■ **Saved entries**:
+++

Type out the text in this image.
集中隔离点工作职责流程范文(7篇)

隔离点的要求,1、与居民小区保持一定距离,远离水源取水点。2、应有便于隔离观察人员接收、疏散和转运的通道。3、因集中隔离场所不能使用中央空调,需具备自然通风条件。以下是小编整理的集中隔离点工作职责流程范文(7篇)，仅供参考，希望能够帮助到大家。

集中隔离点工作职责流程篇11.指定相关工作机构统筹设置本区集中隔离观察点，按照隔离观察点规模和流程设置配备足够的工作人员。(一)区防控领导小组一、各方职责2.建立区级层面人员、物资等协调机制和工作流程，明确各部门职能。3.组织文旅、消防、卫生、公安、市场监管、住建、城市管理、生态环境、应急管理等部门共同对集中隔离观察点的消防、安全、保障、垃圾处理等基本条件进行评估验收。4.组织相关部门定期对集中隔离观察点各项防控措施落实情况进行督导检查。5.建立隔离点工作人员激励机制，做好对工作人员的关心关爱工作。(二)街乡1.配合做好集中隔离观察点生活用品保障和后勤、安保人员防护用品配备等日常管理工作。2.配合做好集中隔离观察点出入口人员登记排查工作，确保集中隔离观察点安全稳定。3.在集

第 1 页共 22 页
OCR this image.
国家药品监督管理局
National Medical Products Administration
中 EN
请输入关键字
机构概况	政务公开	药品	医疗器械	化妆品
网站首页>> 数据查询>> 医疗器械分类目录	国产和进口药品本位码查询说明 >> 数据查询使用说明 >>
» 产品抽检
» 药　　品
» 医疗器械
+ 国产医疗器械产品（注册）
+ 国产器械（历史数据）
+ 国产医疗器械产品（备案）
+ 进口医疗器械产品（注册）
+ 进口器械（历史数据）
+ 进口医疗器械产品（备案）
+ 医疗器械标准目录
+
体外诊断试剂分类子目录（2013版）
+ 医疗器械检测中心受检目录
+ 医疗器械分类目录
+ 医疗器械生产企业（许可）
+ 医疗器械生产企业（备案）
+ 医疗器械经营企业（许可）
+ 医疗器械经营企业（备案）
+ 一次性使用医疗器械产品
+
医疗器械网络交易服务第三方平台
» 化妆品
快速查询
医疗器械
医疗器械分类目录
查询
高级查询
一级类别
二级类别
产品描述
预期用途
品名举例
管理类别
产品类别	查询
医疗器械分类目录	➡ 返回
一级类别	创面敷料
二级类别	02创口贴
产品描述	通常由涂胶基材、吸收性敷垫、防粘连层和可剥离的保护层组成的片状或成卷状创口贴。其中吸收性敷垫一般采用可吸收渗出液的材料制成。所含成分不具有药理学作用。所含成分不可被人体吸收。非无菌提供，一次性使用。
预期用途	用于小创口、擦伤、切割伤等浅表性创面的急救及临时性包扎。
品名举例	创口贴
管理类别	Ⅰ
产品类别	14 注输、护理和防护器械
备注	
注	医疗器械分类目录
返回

+++

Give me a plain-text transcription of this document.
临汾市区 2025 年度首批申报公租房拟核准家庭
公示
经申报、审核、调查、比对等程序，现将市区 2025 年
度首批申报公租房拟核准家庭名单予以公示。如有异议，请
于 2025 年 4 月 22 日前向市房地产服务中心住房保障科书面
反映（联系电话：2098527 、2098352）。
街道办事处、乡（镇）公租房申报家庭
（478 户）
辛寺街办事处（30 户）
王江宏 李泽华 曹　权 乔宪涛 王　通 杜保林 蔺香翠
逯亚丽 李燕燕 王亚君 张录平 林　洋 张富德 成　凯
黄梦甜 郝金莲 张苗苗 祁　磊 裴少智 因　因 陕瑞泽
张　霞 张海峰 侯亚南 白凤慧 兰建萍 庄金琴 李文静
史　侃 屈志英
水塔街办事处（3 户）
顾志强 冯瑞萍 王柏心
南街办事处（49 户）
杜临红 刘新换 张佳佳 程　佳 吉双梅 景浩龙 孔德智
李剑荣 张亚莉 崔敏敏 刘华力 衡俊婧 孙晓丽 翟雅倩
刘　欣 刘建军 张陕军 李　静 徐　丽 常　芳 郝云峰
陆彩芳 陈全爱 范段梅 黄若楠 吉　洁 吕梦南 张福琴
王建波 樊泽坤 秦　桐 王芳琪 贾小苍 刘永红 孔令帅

+++

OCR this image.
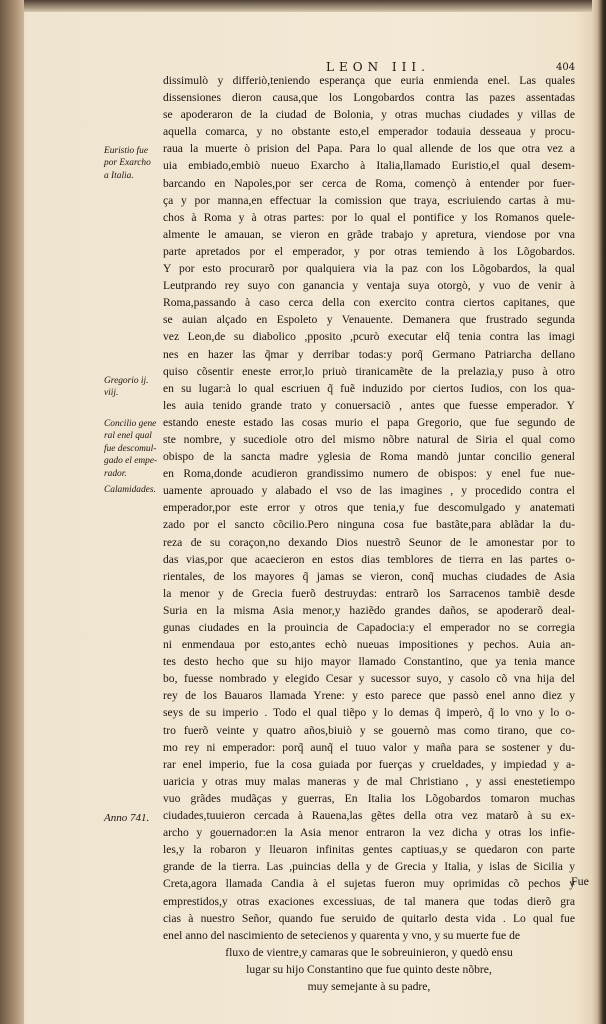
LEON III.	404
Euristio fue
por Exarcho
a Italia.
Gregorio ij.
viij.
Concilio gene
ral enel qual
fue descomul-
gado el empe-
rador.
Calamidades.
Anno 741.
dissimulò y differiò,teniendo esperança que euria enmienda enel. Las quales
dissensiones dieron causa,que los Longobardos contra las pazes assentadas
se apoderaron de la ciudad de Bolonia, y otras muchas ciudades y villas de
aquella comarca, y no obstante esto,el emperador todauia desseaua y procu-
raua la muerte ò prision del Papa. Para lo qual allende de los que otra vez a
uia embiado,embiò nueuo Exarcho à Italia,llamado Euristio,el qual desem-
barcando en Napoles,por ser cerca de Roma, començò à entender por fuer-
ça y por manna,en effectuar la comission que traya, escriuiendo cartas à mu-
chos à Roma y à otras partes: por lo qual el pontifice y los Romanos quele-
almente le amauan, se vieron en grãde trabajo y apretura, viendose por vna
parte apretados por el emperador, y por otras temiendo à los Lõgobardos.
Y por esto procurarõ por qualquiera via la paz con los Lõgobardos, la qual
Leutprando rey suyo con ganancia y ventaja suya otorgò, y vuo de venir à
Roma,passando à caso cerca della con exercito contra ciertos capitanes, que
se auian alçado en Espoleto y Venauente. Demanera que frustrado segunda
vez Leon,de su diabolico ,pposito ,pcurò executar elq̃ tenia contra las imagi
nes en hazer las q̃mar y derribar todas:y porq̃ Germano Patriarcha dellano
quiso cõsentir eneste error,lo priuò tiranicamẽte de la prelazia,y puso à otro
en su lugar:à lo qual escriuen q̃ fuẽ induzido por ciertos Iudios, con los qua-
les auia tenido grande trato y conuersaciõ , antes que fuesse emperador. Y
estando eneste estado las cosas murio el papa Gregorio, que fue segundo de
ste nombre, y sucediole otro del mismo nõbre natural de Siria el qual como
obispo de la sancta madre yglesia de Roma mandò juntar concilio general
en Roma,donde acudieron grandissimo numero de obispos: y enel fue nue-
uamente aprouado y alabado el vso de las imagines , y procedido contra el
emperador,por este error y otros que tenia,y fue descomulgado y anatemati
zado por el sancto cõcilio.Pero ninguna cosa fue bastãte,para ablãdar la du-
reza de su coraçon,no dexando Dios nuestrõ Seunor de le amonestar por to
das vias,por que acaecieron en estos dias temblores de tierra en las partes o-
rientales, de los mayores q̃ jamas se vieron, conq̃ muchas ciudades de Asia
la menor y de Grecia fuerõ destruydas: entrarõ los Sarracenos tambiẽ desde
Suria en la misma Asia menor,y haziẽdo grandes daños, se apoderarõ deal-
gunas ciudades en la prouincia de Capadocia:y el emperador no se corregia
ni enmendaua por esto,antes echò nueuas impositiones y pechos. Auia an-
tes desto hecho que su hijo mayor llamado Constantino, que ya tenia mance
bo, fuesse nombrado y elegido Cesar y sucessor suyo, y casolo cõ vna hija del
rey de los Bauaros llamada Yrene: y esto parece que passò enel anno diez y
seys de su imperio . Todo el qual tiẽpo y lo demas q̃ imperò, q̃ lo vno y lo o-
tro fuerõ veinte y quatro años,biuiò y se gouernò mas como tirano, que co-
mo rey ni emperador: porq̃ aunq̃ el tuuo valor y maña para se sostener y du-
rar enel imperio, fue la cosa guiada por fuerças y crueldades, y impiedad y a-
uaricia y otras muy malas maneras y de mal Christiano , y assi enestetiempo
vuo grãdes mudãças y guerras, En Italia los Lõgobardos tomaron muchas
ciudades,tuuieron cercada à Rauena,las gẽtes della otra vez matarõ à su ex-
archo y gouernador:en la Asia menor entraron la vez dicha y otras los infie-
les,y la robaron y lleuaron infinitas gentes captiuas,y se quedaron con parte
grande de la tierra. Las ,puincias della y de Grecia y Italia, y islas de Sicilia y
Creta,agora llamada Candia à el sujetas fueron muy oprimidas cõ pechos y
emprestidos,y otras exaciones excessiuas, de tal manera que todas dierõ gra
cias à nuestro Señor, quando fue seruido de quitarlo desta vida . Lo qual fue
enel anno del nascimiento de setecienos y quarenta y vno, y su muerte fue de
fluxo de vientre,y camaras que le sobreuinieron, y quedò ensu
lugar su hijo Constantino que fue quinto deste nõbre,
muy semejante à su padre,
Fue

+++

■ **Aim of the task**: Search the data above for the string "this" and copy each line that has it.

■ **Correct result**:
Type out the text in this image.
OCR this image.
Give me a plain-text transcription of this document.
OCR this image.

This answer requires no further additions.